>> start

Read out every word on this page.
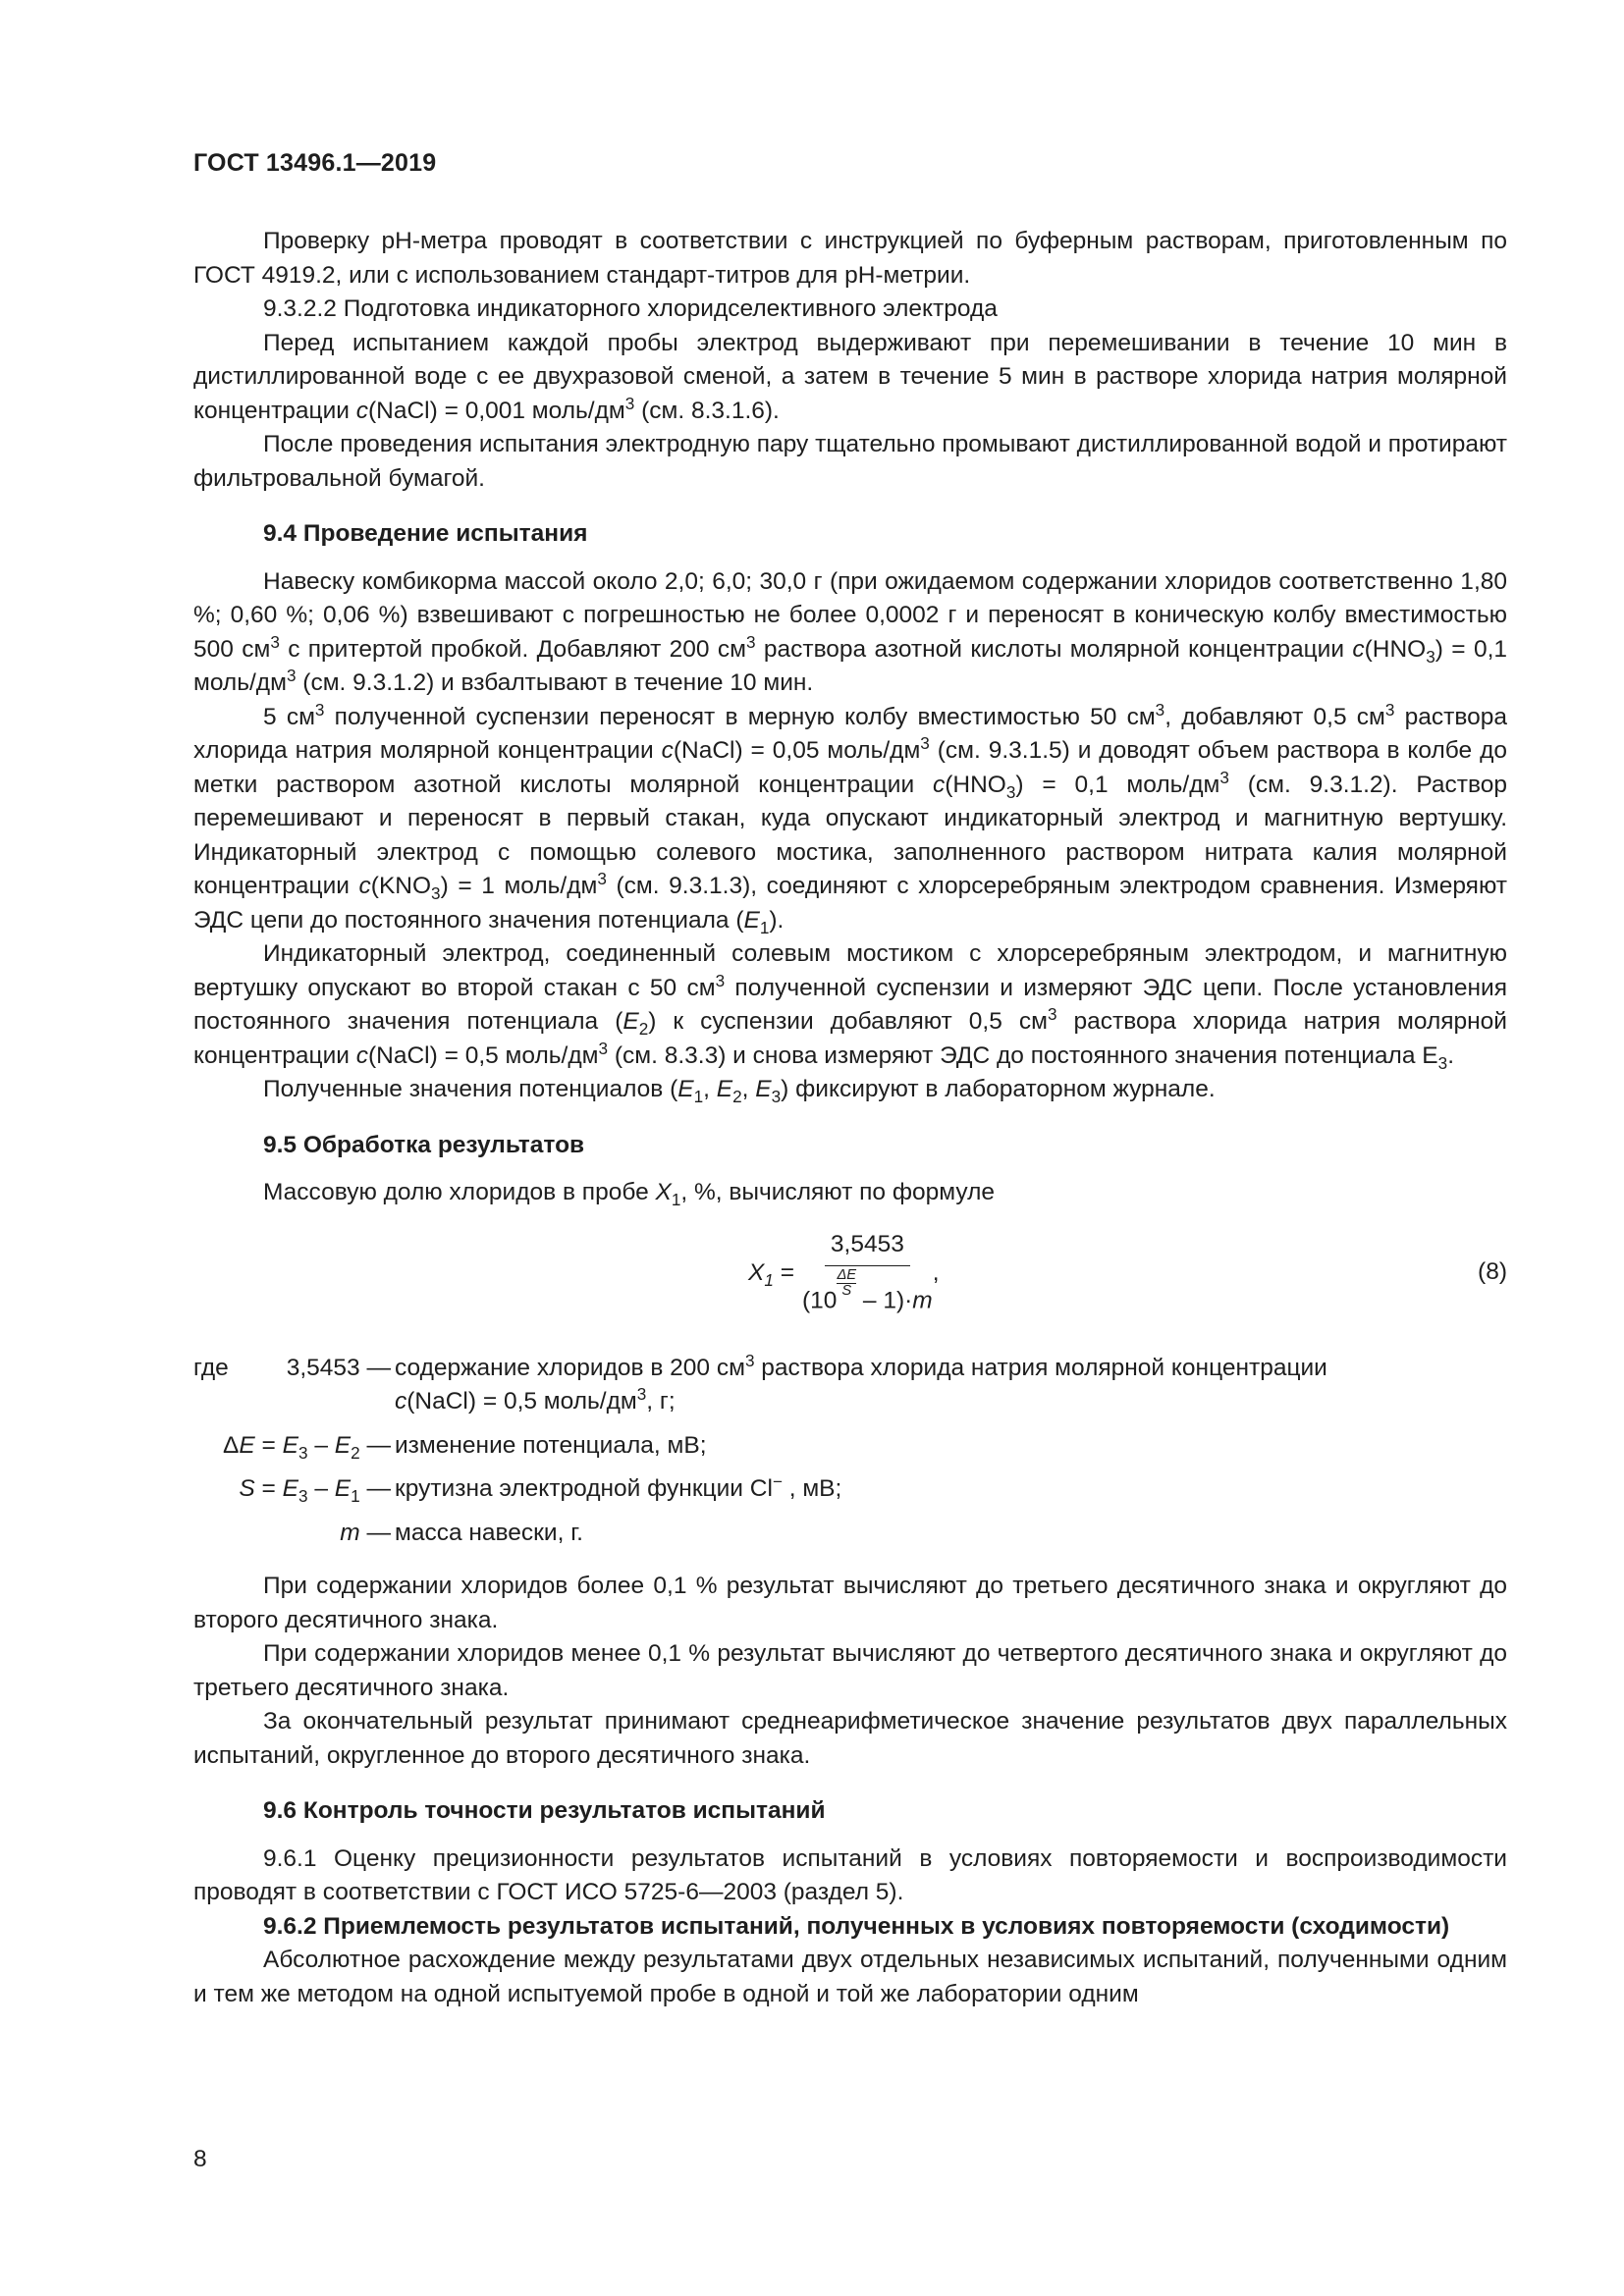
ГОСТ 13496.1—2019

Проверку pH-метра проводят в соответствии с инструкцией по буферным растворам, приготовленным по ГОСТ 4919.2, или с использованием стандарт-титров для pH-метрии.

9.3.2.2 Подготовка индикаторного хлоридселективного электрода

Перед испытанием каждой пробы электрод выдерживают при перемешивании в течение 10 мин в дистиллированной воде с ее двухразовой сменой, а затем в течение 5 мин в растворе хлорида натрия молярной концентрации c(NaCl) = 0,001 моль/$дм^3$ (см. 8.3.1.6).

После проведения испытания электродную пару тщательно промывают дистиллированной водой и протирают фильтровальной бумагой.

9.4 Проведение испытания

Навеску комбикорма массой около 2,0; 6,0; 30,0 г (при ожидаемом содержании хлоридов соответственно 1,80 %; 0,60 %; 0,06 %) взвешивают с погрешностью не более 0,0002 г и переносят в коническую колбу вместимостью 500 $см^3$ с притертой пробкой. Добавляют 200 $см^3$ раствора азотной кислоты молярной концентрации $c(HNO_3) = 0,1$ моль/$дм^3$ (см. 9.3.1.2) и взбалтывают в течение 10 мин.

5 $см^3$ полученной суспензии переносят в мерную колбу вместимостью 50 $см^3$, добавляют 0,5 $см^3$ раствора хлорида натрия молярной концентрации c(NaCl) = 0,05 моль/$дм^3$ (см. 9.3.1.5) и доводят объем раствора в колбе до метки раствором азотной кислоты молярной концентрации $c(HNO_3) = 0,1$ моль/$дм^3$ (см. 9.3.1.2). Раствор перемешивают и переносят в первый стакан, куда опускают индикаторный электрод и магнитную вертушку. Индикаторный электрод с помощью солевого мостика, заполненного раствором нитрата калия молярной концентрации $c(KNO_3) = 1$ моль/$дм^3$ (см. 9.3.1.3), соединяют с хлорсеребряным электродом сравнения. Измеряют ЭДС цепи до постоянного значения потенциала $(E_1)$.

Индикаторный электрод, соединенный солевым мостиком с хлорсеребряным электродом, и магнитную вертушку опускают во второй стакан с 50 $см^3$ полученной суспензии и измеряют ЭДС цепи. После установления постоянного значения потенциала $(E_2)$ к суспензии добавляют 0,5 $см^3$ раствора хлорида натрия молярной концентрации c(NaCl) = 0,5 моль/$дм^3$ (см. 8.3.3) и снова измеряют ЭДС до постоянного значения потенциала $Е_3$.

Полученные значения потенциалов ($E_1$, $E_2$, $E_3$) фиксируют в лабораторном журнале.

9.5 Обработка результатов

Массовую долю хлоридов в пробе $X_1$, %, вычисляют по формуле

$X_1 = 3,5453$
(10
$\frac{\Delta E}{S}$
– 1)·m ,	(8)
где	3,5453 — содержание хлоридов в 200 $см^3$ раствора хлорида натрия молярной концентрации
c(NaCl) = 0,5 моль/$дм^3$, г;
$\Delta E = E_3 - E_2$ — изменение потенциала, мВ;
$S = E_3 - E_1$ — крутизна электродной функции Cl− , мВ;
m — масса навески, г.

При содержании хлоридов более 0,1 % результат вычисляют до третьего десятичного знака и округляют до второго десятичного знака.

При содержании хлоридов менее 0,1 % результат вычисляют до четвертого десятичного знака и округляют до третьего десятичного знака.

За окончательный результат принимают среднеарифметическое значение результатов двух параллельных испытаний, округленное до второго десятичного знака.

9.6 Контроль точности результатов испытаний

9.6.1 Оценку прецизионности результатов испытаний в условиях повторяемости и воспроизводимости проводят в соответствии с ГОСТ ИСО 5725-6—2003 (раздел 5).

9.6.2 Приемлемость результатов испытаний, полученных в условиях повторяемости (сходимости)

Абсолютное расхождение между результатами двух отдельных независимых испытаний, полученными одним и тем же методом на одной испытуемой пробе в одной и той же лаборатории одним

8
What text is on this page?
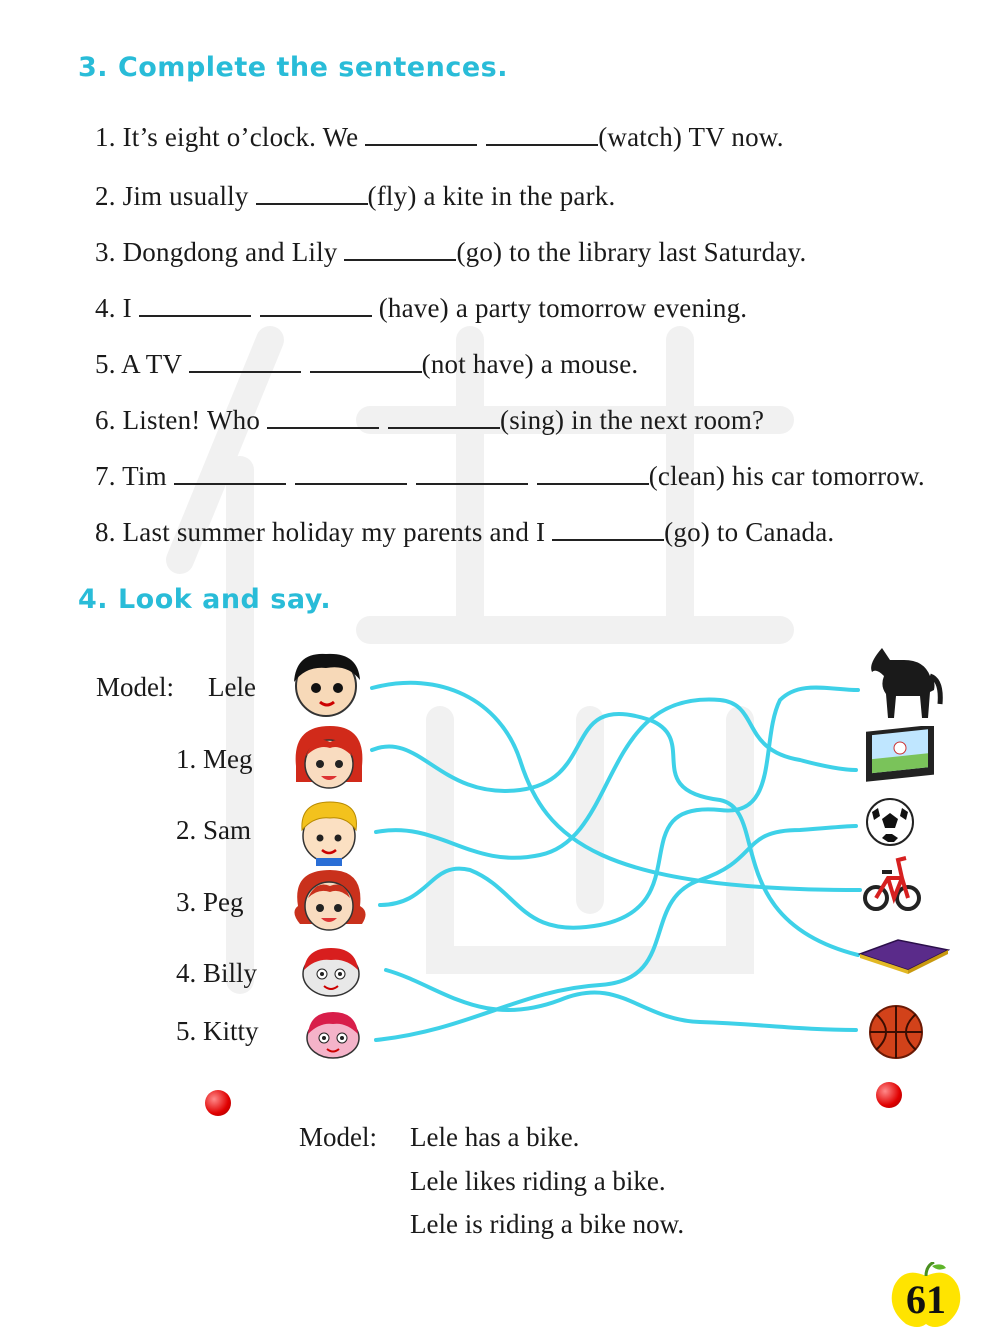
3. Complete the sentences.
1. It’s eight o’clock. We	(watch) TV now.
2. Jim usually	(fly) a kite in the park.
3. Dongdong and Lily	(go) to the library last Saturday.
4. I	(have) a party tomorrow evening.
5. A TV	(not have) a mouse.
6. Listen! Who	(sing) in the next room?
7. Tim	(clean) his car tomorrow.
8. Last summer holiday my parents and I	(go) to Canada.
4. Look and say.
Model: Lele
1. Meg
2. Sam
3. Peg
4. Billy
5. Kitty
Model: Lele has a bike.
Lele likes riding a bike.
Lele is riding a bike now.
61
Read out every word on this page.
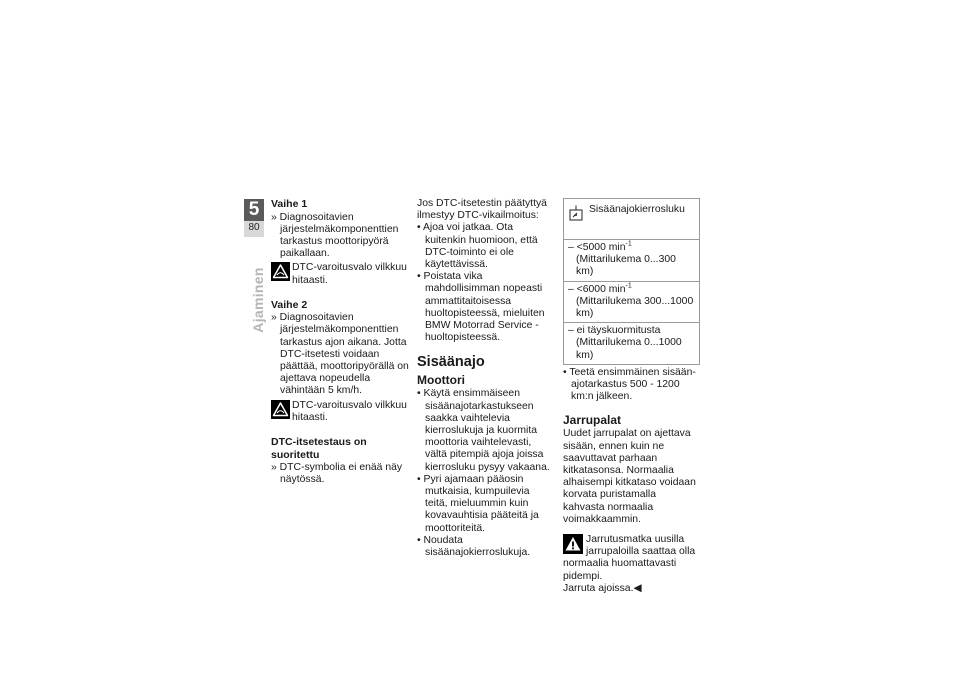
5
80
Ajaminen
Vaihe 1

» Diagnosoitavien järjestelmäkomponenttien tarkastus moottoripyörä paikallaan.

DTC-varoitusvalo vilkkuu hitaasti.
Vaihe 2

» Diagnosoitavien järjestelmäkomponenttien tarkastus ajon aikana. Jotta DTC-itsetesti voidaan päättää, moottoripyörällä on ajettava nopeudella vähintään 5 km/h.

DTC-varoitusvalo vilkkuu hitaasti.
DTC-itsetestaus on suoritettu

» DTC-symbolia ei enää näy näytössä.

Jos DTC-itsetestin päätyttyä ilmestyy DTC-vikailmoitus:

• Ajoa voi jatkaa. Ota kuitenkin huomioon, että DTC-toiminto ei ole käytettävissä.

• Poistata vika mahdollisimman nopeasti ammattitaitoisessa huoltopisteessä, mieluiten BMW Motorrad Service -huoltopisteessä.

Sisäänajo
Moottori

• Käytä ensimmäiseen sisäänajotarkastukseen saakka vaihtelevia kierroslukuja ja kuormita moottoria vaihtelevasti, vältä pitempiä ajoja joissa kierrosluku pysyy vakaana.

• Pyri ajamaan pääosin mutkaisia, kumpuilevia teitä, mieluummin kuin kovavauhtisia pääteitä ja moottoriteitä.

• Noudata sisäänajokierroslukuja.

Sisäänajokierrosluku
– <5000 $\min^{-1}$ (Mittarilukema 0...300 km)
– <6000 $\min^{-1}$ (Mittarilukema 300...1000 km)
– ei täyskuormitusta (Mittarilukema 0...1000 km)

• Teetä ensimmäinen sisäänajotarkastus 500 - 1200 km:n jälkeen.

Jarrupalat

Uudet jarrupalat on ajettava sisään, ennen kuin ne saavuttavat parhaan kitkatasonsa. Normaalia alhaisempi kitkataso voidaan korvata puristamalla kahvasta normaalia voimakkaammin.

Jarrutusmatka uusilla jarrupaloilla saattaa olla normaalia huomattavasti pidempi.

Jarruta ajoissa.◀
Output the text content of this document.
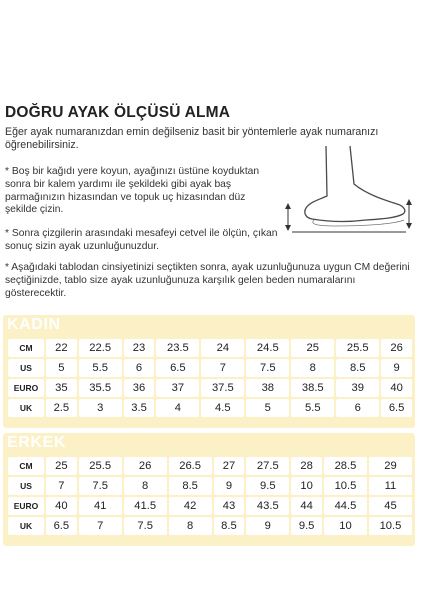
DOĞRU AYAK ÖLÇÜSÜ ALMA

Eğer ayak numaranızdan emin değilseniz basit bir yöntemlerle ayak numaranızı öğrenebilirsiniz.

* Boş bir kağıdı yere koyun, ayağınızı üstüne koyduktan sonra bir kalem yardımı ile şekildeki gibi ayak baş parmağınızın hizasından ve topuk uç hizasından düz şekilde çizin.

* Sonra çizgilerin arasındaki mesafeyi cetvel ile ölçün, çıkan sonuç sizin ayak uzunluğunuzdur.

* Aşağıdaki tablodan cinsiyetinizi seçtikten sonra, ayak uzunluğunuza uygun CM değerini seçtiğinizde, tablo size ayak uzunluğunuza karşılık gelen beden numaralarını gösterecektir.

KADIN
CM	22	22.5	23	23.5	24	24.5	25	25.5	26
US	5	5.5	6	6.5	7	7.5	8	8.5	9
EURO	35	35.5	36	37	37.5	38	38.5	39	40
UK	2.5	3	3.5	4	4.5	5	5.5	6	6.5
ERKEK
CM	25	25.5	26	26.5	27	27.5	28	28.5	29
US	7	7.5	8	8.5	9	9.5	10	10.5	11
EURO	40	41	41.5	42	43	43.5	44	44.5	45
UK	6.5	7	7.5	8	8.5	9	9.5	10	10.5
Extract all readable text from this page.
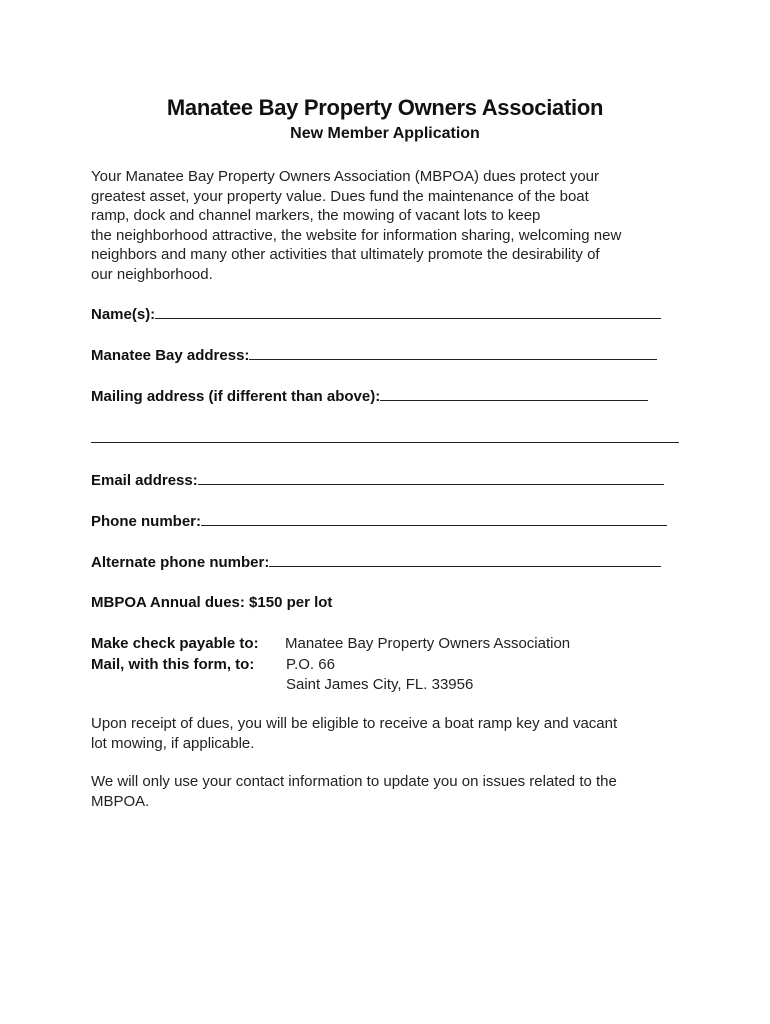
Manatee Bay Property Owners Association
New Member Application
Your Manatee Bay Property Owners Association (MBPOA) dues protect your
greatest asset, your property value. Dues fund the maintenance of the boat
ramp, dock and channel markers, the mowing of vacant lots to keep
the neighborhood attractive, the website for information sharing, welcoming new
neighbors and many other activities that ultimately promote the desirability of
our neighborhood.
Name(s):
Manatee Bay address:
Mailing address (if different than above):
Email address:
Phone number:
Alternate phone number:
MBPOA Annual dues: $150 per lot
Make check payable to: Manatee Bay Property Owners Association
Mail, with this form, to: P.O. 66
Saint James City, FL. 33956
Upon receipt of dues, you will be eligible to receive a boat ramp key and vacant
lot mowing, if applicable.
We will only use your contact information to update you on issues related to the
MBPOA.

>> end

Your task:
State how many lines include the string "vacant", and nothing more.

Response:
2